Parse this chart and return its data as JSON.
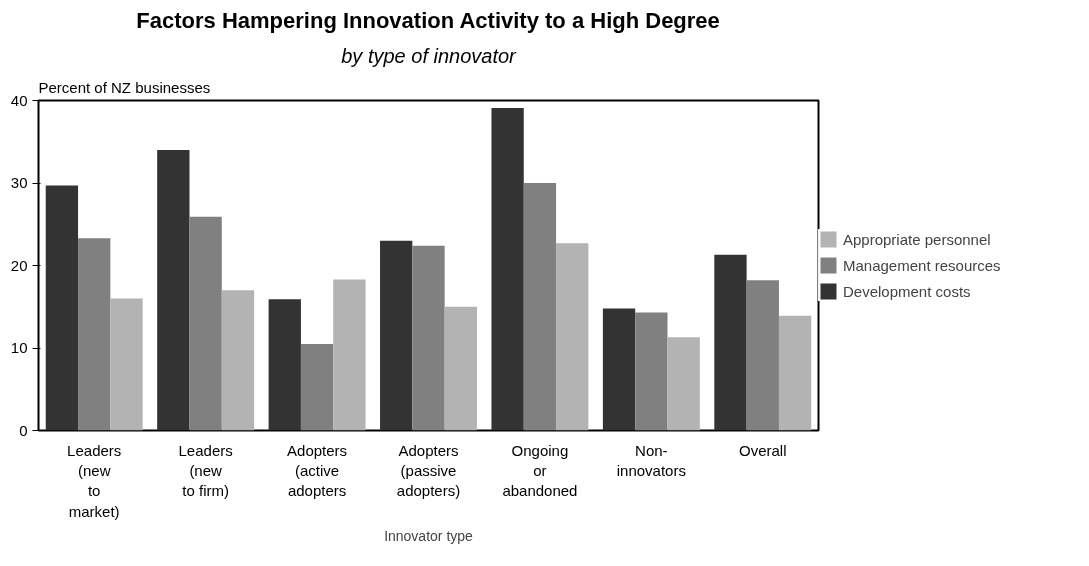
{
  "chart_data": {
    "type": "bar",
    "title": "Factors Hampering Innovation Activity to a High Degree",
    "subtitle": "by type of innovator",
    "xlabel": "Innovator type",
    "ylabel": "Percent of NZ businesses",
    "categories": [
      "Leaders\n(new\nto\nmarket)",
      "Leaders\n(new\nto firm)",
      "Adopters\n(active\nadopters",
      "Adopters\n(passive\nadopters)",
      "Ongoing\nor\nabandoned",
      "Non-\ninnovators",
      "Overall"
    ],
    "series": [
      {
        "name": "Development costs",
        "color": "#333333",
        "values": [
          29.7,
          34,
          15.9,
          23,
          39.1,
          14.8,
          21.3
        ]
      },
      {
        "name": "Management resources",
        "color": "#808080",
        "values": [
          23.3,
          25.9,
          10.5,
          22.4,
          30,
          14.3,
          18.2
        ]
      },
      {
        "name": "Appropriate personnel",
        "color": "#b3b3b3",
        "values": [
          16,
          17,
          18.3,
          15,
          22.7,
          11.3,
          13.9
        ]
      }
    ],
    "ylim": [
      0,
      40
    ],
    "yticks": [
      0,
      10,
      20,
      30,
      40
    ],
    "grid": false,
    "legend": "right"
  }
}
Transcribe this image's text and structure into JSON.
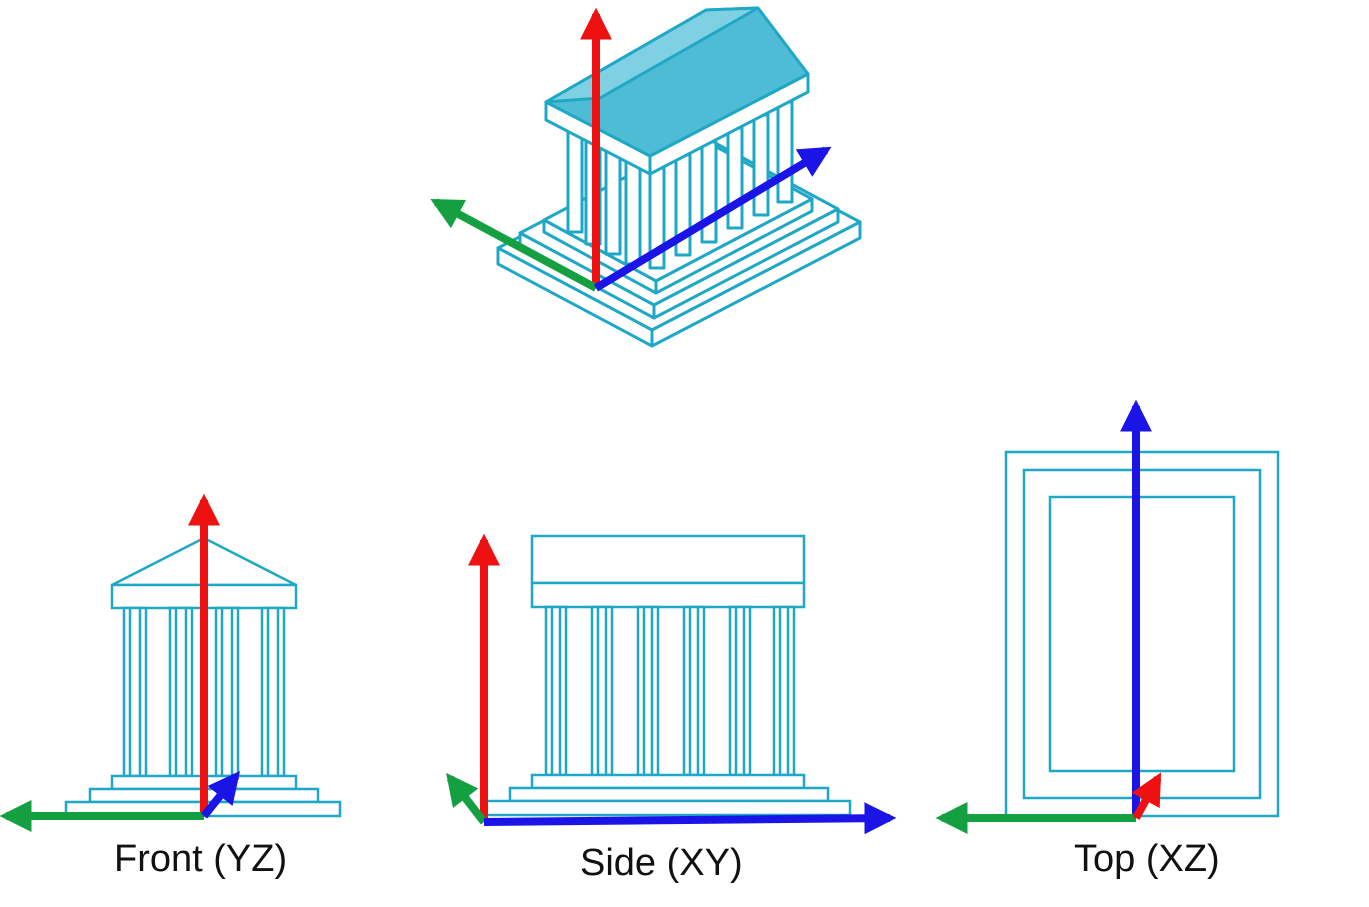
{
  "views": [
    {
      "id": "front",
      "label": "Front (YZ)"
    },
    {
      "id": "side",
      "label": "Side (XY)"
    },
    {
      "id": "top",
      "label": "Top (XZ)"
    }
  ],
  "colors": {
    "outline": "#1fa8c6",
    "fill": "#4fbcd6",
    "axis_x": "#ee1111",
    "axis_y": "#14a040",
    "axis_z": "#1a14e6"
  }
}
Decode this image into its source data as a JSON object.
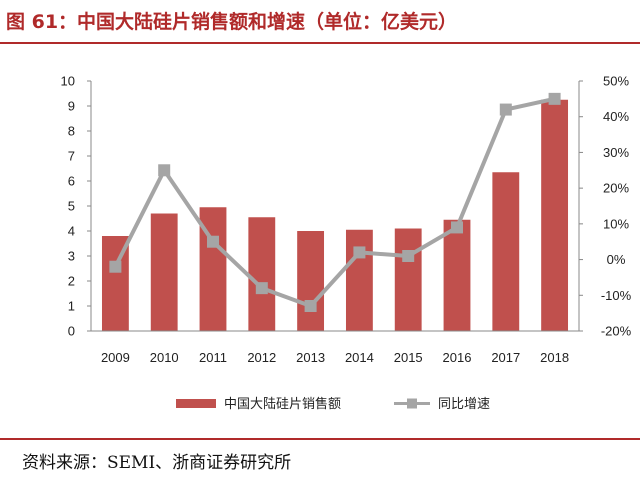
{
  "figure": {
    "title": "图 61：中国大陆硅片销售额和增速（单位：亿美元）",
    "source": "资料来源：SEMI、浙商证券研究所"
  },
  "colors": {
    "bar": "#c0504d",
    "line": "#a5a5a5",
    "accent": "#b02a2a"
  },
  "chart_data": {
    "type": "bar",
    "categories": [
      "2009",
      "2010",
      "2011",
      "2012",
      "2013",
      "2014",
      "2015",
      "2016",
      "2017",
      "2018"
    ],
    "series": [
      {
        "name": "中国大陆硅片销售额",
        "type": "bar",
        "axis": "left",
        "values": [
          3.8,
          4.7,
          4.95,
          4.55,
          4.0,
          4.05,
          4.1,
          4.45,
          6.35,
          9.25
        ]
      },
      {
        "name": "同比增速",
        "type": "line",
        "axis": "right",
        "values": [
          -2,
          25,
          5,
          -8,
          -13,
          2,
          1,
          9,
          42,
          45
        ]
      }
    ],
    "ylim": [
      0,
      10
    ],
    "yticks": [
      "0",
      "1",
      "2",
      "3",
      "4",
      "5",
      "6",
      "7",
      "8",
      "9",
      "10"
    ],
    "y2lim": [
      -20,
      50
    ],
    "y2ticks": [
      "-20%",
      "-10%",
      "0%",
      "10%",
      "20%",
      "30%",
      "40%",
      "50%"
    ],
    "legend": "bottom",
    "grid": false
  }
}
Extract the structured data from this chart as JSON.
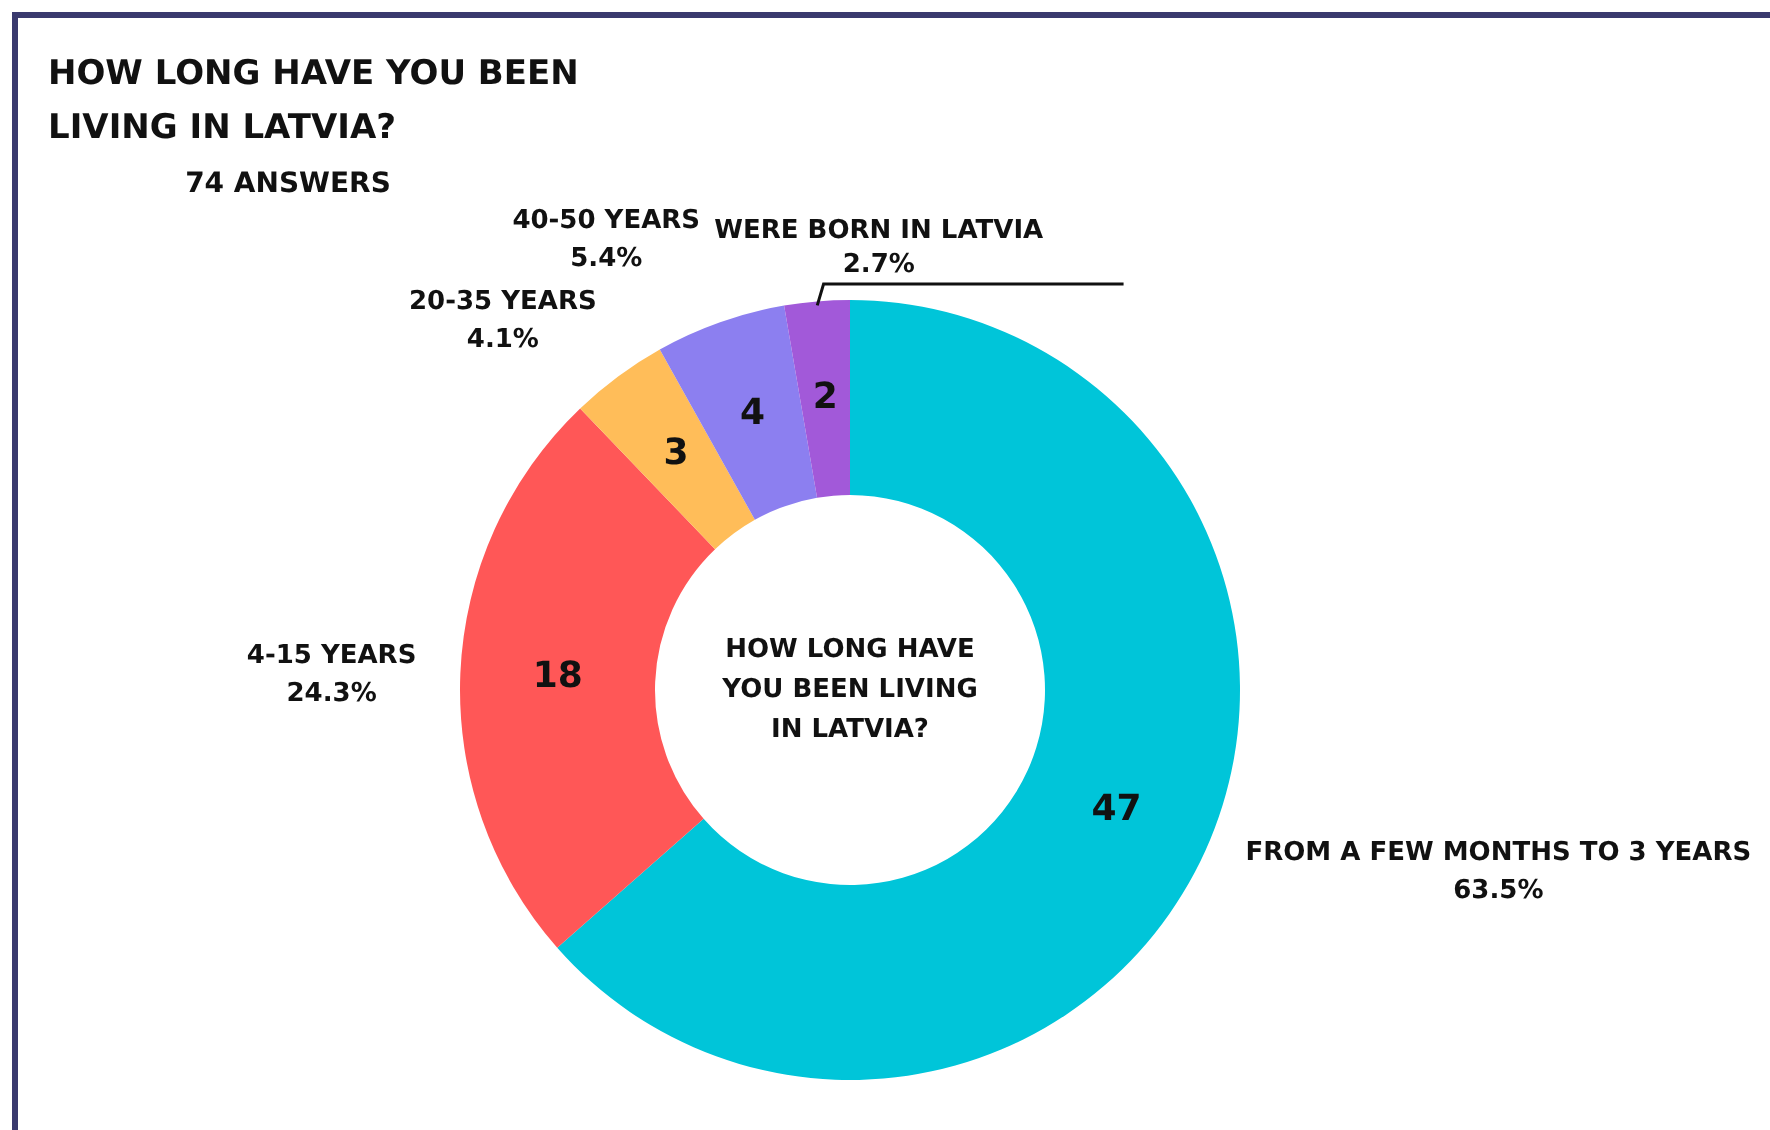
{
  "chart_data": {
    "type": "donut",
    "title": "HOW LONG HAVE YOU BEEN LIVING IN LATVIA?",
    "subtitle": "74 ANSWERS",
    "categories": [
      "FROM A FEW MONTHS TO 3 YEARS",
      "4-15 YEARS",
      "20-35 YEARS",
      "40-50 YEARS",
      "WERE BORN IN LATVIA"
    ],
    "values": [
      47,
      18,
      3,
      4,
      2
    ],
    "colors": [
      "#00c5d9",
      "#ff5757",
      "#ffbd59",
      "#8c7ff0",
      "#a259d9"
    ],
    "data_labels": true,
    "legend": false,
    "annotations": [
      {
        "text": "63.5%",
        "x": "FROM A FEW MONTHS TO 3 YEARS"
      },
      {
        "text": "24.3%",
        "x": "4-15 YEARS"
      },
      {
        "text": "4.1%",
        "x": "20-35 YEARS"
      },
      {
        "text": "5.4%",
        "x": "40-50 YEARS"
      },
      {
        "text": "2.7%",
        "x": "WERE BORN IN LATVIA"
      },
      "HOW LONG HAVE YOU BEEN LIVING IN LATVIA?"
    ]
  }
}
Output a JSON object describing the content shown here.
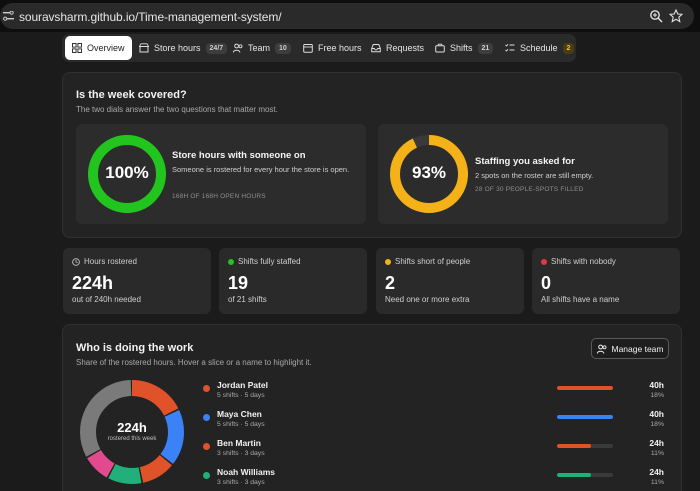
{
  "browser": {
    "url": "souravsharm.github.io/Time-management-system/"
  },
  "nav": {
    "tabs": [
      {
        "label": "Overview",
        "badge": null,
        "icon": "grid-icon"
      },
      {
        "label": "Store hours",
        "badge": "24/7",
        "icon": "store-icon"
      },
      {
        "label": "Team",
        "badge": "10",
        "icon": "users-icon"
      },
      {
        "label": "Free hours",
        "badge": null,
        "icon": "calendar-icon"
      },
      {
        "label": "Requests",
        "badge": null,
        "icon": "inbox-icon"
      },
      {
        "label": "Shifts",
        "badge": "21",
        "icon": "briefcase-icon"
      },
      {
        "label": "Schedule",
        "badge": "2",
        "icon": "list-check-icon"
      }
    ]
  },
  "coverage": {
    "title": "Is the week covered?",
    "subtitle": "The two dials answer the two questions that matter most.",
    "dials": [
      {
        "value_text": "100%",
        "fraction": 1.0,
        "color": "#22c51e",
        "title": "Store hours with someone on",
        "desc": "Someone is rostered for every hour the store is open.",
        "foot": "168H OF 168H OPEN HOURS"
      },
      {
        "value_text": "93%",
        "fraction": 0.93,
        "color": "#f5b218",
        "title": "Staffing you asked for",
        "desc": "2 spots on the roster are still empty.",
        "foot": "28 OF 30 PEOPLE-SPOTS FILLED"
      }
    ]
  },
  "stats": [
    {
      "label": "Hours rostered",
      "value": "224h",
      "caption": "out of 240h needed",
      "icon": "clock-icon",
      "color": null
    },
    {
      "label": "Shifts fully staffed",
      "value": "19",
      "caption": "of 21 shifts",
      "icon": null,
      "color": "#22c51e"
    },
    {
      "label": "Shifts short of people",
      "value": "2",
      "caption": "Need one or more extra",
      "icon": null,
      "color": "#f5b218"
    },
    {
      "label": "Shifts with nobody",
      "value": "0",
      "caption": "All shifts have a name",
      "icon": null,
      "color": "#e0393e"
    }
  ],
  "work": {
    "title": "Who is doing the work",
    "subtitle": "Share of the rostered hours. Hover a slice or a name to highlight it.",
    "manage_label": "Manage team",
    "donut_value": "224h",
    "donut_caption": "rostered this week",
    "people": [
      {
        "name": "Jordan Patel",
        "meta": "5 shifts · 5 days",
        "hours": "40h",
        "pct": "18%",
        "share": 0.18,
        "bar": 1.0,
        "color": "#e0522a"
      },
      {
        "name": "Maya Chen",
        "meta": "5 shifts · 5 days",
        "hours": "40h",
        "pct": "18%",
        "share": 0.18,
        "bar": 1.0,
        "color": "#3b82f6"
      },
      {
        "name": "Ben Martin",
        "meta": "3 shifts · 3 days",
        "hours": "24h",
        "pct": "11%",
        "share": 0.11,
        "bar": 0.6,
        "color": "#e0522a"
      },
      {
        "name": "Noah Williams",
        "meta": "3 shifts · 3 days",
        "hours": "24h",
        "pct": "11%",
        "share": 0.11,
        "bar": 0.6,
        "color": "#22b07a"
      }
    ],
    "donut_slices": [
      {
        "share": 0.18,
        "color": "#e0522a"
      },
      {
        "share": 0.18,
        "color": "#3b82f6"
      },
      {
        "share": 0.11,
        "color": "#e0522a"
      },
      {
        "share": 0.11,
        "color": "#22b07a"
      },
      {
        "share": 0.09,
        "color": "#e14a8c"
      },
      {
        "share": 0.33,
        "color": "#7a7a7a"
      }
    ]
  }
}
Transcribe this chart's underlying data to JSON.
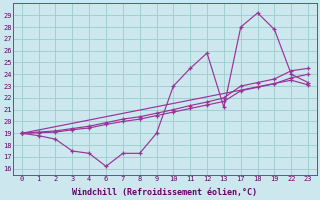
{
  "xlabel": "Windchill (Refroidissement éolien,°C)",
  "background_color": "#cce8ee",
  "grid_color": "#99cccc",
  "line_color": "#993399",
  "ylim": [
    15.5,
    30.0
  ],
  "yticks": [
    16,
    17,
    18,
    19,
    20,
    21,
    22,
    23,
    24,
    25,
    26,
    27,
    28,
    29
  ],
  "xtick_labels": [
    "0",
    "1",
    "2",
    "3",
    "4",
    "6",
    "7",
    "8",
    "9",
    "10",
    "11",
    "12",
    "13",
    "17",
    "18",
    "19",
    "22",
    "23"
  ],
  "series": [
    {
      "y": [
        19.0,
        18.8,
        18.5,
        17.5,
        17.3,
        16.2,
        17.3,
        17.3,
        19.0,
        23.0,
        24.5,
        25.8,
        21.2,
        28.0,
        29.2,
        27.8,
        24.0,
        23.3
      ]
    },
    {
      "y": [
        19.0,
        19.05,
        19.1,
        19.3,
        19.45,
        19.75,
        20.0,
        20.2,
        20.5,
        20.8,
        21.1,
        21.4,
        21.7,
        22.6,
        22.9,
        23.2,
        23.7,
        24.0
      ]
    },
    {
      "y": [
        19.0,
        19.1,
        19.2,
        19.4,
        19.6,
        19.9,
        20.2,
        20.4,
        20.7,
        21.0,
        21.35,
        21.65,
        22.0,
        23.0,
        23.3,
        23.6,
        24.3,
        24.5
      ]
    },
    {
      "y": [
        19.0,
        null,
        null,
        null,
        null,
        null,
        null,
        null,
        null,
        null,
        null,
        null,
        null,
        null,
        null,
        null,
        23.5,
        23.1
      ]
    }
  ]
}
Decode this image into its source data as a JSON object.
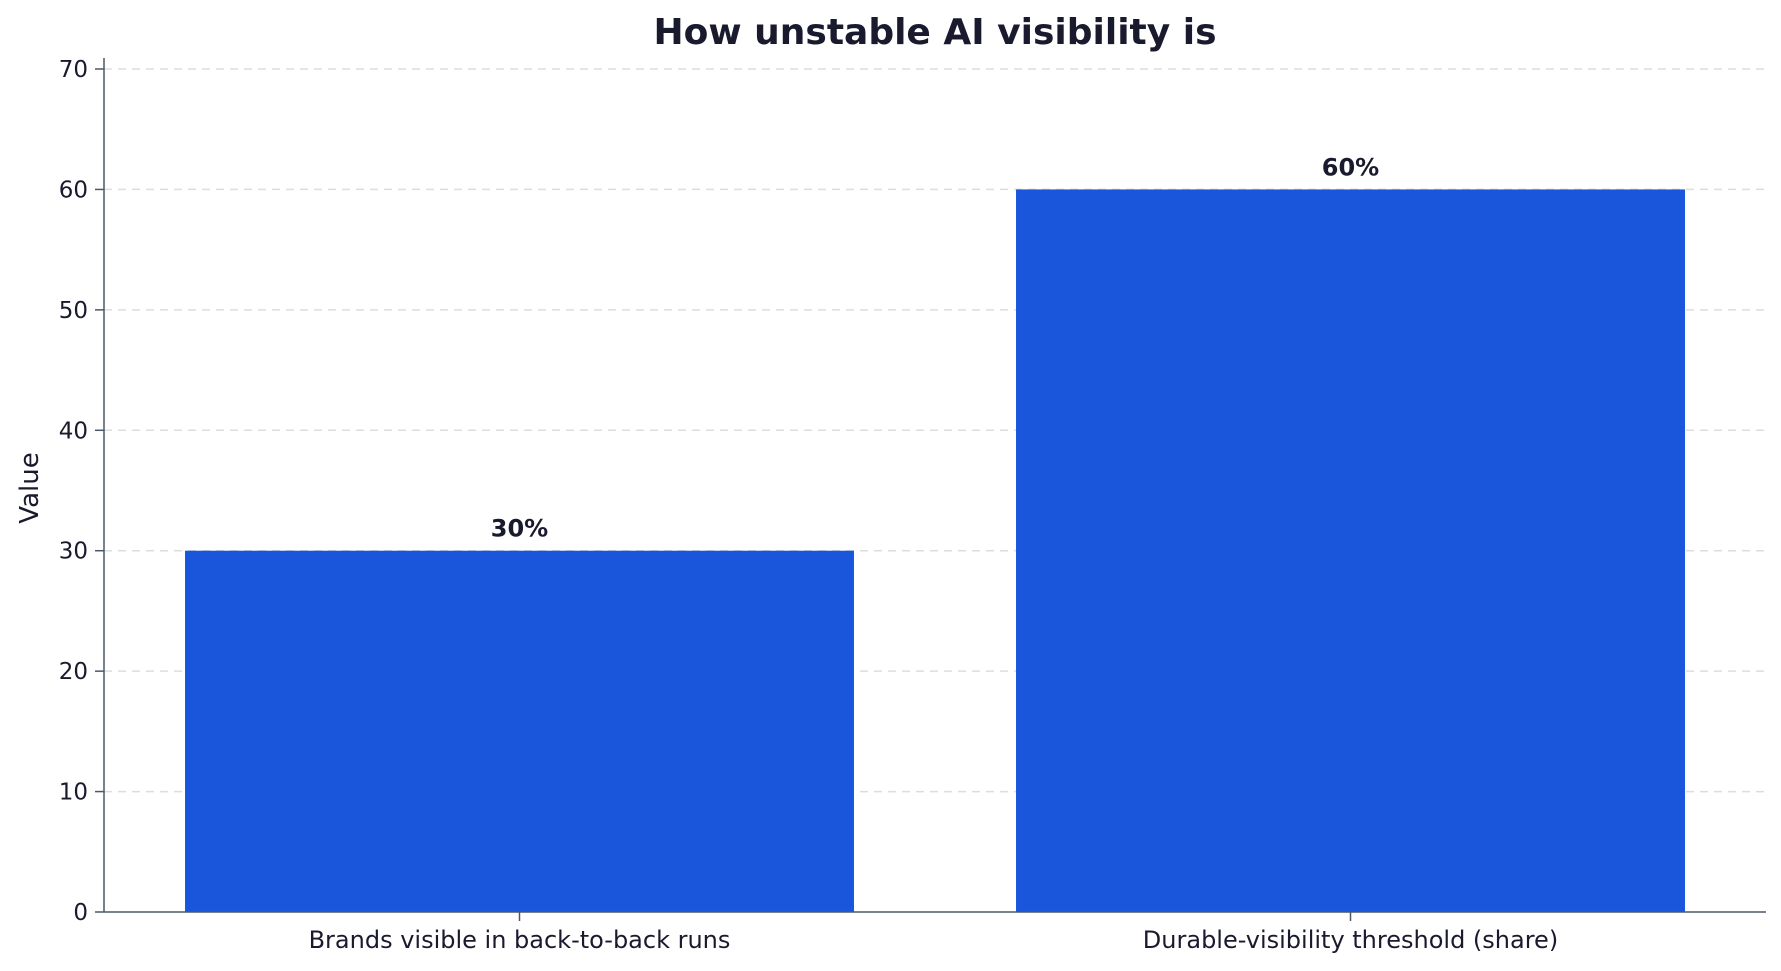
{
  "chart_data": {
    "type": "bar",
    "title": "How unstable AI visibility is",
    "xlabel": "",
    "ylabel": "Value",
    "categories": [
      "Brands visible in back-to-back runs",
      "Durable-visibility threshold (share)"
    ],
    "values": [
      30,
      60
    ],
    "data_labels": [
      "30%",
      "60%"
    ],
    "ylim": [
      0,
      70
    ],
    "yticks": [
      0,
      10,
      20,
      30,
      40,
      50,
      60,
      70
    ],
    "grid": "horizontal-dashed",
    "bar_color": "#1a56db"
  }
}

* * * * * * *

— Task instructions —
Locate all lines in the listing above with the word "icon". Copy them.

— Answer for this exercise —
        "icon": "grid-icon"
        "icon": "store-icon"
        "icon": "users-icon"
        "icon": "calendar-icon"
        "icon": "inbox-icon"
        "icon": "briefcase-icon"
        "icon": "list-check-icon"
      "icon": "clock-icon",
      "icon": null,
      "icon": null,
      "icon": null,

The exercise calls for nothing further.